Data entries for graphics
--

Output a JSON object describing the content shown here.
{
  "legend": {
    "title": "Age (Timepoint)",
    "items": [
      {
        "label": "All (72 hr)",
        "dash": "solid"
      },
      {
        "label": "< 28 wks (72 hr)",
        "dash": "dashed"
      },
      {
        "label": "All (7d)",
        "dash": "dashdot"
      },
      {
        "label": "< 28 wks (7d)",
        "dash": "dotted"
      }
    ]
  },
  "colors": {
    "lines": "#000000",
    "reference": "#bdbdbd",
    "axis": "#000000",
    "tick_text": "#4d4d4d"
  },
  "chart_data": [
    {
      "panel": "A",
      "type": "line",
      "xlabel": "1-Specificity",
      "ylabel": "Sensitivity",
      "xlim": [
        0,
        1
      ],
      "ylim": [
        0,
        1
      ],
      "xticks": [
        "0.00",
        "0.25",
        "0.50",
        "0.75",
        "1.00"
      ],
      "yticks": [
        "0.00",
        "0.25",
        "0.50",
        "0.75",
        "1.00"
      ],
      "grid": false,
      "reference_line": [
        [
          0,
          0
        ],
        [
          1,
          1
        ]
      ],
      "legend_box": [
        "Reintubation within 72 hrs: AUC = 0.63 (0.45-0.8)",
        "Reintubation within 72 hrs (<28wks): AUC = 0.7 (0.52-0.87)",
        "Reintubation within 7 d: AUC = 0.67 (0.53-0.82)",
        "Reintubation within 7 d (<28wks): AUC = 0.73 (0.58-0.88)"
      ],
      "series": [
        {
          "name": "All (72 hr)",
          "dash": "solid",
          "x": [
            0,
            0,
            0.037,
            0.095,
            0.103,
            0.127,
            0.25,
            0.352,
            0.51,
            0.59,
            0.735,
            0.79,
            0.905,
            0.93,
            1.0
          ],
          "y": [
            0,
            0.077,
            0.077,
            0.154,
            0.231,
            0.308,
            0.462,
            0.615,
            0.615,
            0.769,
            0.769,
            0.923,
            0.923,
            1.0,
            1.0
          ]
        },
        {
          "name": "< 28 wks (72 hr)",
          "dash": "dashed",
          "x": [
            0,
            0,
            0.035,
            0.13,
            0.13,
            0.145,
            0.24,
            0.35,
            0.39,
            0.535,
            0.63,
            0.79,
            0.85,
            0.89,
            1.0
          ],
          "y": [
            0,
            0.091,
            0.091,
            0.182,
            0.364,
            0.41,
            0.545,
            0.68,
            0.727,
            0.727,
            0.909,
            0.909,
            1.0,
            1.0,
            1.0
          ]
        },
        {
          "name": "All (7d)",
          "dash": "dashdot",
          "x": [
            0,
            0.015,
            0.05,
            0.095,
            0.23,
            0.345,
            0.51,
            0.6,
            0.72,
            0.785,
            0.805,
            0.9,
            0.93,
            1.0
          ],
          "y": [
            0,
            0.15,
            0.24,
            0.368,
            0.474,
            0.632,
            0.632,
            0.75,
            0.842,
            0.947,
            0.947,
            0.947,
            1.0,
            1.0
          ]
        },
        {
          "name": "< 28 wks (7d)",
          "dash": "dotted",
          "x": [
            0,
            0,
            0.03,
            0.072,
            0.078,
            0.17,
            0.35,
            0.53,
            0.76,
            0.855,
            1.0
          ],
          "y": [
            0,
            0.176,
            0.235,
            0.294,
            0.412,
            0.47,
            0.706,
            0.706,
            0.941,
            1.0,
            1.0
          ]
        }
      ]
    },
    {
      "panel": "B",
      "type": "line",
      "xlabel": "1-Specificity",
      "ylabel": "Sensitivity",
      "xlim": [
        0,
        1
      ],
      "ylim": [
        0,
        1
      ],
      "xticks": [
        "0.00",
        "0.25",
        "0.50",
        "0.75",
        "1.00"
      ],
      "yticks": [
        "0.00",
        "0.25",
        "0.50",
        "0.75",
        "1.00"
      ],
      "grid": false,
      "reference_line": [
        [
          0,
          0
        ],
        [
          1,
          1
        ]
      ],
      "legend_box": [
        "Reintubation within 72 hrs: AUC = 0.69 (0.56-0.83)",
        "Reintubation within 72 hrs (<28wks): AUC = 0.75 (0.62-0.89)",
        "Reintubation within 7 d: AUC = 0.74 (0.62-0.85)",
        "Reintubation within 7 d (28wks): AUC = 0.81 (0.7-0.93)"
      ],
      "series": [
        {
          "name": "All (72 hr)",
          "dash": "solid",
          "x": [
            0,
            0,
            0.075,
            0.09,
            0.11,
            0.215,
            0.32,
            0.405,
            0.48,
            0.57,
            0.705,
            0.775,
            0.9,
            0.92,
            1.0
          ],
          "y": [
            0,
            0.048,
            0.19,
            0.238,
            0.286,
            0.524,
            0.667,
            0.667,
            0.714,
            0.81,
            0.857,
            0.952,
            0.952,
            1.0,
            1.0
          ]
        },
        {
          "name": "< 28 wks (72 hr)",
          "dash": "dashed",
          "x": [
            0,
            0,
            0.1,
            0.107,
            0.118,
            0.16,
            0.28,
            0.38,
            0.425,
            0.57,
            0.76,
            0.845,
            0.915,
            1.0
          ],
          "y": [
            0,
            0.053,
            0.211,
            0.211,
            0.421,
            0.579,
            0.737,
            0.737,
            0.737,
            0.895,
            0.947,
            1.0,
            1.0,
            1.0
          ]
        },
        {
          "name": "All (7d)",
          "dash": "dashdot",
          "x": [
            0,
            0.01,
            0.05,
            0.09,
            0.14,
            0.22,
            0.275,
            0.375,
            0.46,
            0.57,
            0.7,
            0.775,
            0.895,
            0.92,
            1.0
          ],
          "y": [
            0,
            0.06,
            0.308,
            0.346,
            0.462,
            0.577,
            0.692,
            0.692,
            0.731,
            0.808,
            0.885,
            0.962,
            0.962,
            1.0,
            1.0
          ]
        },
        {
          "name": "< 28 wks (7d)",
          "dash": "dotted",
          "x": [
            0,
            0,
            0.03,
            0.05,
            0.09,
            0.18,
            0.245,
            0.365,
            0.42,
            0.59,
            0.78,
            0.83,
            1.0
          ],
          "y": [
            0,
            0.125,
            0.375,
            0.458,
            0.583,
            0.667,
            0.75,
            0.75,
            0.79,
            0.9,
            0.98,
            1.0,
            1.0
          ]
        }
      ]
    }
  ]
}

--

**Goal:** Show the data once more, exactly as it was written.

**Task result:**
Output a JSON object describing the content shown here.
{
  "legend": {
    "title": "Age (Timepoint)",
    "items": [
      {
        "label": "All (72 hr)",
        "dash": "solid"
      },
      {
        "label": "< 28 wks (72 hr)",
        "dash": "dashed"
      },
      {
        "label": "All (7d)",
        "dash": "dashdot"
      },
      {
        "label": "< 28 wks (7d)",
        "dash": "dotted"
      }
    ]
  },
  "colors": {
    "lines": "#000000",
    "reference": "#bdbdbd",
    "axis": "#000000",
    "tick_text": "#4d4d4d"
  },
  "chart_data": [
    {
      "panel": "A",
      "type": "line",
      "xlabel": "1-Specificity",
      "ylabel": "Sensitivity",
      "xlim": [
        0,
        1
      ],
      "ylim": [
        0,
        1
      ],
      "xticks": [
        "0.00",
        "0.25",
        "0.50",
        "0.75",
        "1.00"
      ],
      "yticks": [
        "0.00",
        "0.25",
        "0.50",
        "0.75",
        "1.00"
      ],
      "grid": false,
      "reference_line": [
        [
          0,
          0
        ],
        [
          1,
          1
        ]
      ],
      "legend_box": [
        "Reintubation within 72 hrs: AUC = 0.63 (0.45-0.8)",
        "Reintubation within 72 hrs (<28wks): AUC = 0.7 (0.52-0.87)",
        "Reintubation within 7 d: AUC = 0.67 (0.53-0.82)",
        "Reintubation within 7 d (<28wks): AUC = 0.73 (0.58-0.88)"
      ],
      "series": [
        {
          "name": "All (72 hr)",
          "dash": "solid",
          "x": [
            0,
            0,
            0.037,
            0.095,
            0.103,
            0.127,
            0.25,
            0.352,
            0.51,
            0.59,
            0.735,
            0.79,
            0.905,
            0.93,
            1.0
          ],
          "y": [
            0,
            0.077,
            0.077,
            0.154,
            0.231,
            0.308,
            0.462,
            0.615,
            0.615,
            0.769,
            0.769,
            0.923,
            0.923,
            1.0,
            1.0
          ]
        },
        {
          "name": "< 28 wks (72 hr)",
          "dash": "dashed",
          "x": [
            0,
            0,
            0.035,
            0.13,
            0.13,
            0.145,
            0.24,
            0.35,
            0.39,
            0.535,
            0.63,
            0.79,
            0.85,
            0.89,
            1.0
          ],
          "y": [
            0,
            0.091,
            0.091,
            0.182,
            0.364,
            0.41,
            0.545,
            0.68,
            0.727,
            0.727,
            0.909,
            0.909,
            1.0,
            1.0,
            1.0
          ]
        },
        {
          "name": "All (7d)",
          "dash": "dashdot",
          "x": [
            0,
            0.015,
            0.05,
            0.095,
            0.23,
            0.345,
            0.51,
            0.6,
            0.72,
            0.785,
            0.805,
            0.9,
            0.93,
            1.0
          ],
          "y": [
            0,
            0.15,
            0.24,
            0.368,
            0.474,
            0.632,
            0.632,
            0.75,
            0.842,
            0.947,
            0.947,
            0.947,
            1.0,
            1.0
          ]
        },
        {
          "name": "< 28 wks (7d)",
          "dash": "dotted",
          "x": [
            0,
            0,
            0.03,
            0.072,
            0.078,
            0.17,
            0.35,
            0.53,
            0.76,
            0.855,
            1.0
          ],
          "y": [
            0,
            0.176,
            0.235,
            0.294,
            0.412,
            0.47,
            0.706,
            0.706,
            0.941,
            1.0,
            1.0
          ]
        }
      ]
    },
    {
      "panel": "B",
      "type": "line",
      "xlabel": "1-Specificity",
      "ylabel": "Sensitivity",
      "xlim": [
        0,
        1
      ],
      "ylim": [
        0,
        1
      ],
      "xticks": [
        "0.00",
        "0.25",
        "0.50",
        "0.75",
        "1.00"
      ],
      "yticks": [
        "0.00",
        "0.25",
        "0.50",
        "0.75",
        "1.00"
      ],
      "grid": false,
      "reference_line": [
        [
          0,
          0
        ],
        [
          1,
          1
        ]
      ],
      "legend_box": [
        "Reintubation within 72 hrs: AUC = 0.69 (0.56-0.83)",
        "Reintubation within 72 hrs (<28wks): AUC = 0.75 (0.62-0.89)",
        "Reintubation within 7 d: AUC = 0.74 (0.62-0.85)",
        "Reintubation within 7 d (28wks): AUC = 0.81 (0.7-0.93)"
      ],
      "series": [
        {
          "name": "All (72 hr)",
          "dash": "solid",
          "x": [
            0,
            0,
            0.075,
            0.09,
            0.11,
            0.215,
            0.32,
            0.405,
            0.48,
            0.57,
            0.705,
            0.775,
            0.9,
            0.92,
            1.0
          ],
          "y": [
            0,
            0.048,
            0.19,
            0.238,
            0.286,
            0.524,
            0.667,
            0.667,
            0.714,
            0.81,
            0.857,
            0.952,
            0.952,
            1.0,
            1.0
          ]
        },
        {
          "name": "< 28 wks (72 hr)",
          "dash": "dashed",
          "x": [
            0,
            0,
            0.1,
            0.107,
            0.118,
            0.16,
            0.28,
            0.38,
            0.425,
            0.57,
            0.76,
            0.845,
            0.915,
            1.0
          ],
          "y": [
            0,
            0.053,
            0.211,
            0.211,
            0.421,
            0.579,
            0.737,
            0.737,
            0.737,
            0.895,
            0.947,
            1.0,
            1.0,
            1.0
          ]
        },
        {
          "name": "All (7d)",
          "dash": "dashdot",
          "x": [
            0,
            0.01,
            0.05,
            0.09,
            0.14,
            0.22,
            0.275,
            0.375,
            0.46,
            0.57,
            0.7,
            0.775,
            0.895,
            0.92,
            1.0
          ],
          "y": [
            0,
            0.06,
            0.308,
            0.346,
            0.462,
            0.577,
            0.692,
            0.692,
            0.731,
            0.808,
            0.885,
            0.962,
            0.962,
            1.0,
            1.0
          ]
        },
        {
          "name": "< 28 wks (7d)",
          "dash": "dotted",
          "x": [
            0,
            0,
            0.03,
            0.05,
            0.09,
            0.18,
            0.245,
            0.365,
            0.42,
            0.59,
            0.78,
            0.83,
            1.0
          ],
          "y": [
            0,
            0.125,
            0.375,
            0.458,
            0.583,
            0.667,
            0.75,
            0.75,
            0.79,
            0.9,
            0.98,
            1.0,
            1.0
          ]
        }
      ]
    }
  ]
}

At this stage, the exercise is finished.